* What this exercise asks
(a) Summarize the forum question about the 20newsgroup dataset in two sentences.
(b) Answer these questions about the forum question on the 20newsgroup dataset:
(i) What value is passed as max_features to CountVectorizer?
(ii) Which subset of the 20newsgroup data is fetched?
(iii) What value is given to the smartirs parameter of TfIdfTransformer?
(c) Carry the forum question about the 20newsgroup dataset forward from its last line.

╭─ Selected passage

Reputation: 11
I am working on the 20newsgroup dataset using Python. After using CountVectorizer on it and then using the gensim api for augmented term frequency. I tried fitting it but am getting this error.
Here is my code:
from sklearn.feature_extraction.text import CountVectorizer
cv = CountVectorizer(max_features=2000)
from sklearn.datasets import fetch_20newsgroups
twenty_train = fetch_20newsgroups(subset='train', shuffle=True)
X_train_counts = count_vect.fit_transform(twenty_train.data)
from gensim.sklearn_api import TfIdfTransformer
model = TfIdfTransformer(smartirs='atn')
tfidf_aug = model.fit_transform(X_train_counts())
After running the above code I get this error:
TypeError: sparse matrix length is ambiguous; use getnnz() or shape[0]
After using getnz() at the end like this.
tfidf_aug = model.fit_transform(X_train_counts().getnnz())

╰─
╭─ Dataset

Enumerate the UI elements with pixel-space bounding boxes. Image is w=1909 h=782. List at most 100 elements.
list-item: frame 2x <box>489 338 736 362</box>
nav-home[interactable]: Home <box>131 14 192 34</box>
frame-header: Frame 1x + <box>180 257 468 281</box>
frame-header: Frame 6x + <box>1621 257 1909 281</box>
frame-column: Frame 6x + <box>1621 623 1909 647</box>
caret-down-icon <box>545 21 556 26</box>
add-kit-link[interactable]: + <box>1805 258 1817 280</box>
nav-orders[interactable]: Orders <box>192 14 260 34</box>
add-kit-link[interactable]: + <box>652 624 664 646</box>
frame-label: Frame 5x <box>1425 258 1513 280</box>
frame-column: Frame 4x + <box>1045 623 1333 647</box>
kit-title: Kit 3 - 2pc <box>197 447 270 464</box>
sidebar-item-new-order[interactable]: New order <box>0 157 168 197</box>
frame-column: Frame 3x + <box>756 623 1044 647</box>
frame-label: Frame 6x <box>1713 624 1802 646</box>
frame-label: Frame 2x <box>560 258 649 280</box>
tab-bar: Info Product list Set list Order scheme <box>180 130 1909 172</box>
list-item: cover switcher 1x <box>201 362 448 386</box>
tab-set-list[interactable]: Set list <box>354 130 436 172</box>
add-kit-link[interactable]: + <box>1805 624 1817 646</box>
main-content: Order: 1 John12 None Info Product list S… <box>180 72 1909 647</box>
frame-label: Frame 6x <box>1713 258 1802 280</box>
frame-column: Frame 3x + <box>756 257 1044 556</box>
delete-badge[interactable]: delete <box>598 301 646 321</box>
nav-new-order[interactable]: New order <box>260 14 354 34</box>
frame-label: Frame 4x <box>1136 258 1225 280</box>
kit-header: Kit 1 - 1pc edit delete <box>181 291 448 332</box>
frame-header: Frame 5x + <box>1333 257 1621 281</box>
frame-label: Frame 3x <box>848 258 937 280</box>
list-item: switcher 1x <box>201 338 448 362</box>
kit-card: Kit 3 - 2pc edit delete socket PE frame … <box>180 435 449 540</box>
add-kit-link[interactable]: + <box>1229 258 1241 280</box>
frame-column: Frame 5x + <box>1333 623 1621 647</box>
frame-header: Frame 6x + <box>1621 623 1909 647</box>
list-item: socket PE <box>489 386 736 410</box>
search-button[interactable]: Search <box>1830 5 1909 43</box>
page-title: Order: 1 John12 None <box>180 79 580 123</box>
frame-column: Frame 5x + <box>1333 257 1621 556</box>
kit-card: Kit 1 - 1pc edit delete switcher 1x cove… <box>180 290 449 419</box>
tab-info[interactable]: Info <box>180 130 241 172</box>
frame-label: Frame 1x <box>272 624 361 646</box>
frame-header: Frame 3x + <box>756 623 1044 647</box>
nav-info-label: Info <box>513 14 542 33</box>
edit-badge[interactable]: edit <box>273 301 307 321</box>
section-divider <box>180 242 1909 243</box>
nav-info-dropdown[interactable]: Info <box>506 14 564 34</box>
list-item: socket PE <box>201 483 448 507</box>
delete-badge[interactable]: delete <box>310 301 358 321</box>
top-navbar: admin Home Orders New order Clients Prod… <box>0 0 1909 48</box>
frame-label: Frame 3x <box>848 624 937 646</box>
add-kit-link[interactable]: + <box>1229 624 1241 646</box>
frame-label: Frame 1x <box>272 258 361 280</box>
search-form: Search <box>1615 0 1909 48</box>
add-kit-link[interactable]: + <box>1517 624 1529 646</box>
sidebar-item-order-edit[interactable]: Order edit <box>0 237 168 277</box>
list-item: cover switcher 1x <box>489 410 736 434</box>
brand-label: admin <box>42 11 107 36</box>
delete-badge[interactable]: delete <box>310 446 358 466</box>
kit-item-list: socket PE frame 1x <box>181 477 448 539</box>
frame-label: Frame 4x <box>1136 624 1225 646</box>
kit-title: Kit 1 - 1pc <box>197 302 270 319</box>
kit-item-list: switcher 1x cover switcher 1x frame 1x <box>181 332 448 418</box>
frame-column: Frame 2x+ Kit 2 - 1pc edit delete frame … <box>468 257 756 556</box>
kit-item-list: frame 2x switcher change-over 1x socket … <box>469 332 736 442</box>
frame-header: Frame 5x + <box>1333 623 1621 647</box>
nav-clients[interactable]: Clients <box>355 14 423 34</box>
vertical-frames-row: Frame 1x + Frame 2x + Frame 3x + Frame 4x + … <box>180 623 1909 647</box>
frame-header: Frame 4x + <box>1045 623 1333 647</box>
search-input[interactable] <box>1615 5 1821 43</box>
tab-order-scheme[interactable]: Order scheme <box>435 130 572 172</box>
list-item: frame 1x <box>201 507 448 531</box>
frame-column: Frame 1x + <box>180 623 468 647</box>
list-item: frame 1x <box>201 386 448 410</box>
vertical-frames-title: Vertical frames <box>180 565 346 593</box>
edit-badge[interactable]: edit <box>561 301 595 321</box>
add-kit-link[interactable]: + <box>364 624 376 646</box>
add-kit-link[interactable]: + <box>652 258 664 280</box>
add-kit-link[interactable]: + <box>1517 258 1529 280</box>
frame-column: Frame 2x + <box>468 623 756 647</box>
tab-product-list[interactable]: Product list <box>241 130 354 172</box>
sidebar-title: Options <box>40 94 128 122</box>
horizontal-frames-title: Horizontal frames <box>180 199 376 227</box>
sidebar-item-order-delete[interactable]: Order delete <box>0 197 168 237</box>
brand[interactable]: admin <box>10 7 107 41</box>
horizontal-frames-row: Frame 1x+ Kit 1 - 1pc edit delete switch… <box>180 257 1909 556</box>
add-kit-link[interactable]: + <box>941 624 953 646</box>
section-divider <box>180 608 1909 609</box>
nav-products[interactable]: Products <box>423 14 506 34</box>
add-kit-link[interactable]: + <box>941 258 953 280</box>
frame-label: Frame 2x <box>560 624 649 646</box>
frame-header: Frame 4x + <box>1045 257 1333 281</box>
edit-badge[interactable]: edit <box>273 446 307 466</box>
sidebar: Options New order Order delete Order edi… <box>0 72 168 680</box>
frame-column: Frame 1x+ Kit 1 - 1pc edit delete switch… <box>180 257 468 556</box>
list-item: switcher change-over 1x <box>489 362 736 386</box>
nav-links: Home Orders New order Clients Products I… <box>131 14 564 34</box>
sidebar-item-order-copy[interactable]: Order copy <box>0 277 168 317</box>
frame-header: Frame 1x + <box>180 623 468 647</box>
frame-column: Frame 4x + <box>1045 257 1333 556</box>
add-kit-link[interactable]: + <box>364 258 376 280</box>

╰─

* Results by task
(a) The poster is working on the 20newsgroup dataset in Python, applying CountVectorizer and then gensim's TfIdfTransformer with smartirs='atn' for augmented term frequency. Fitting the model raises "TypeError: sparse matrix length is ambiguous; use getnnz() or shape[0]", and the poster then tried adding getnnz() at the end of the call.

(b)
(i) 2000
(ii) The train subset (subset='train')
(iii) 'atn'

(c)
I get this error:
TypeError: 'int' object is not iterable
Upvotes: 1
Views: 263
Reputation: 16966
The input for TfidfTransformer has to be iterator of (int,int) as mentioned here. Hence you have to process the sparse matrix, before it to gensim model.
Try this
from sklearn.datasets import fetch_20newsgroups
twenty_train = fetch_20newsgroups(subset='train', shuffle=True)
from gensim.sklearn_api import TfIdfTransformer
from sklearn.feature_extraction.text import CountVectorizer
cv = CountVectorizer(max_features=2000)
X_train_counts = count_vect.fit_transform(twenty_train.data)
model = TfIdfTransformer(smartirs='atn')
tfidf_aug = model.fit_transform([[(i,j) for i,j in zip(a.data,a.indices)] for a in X_train_counts ])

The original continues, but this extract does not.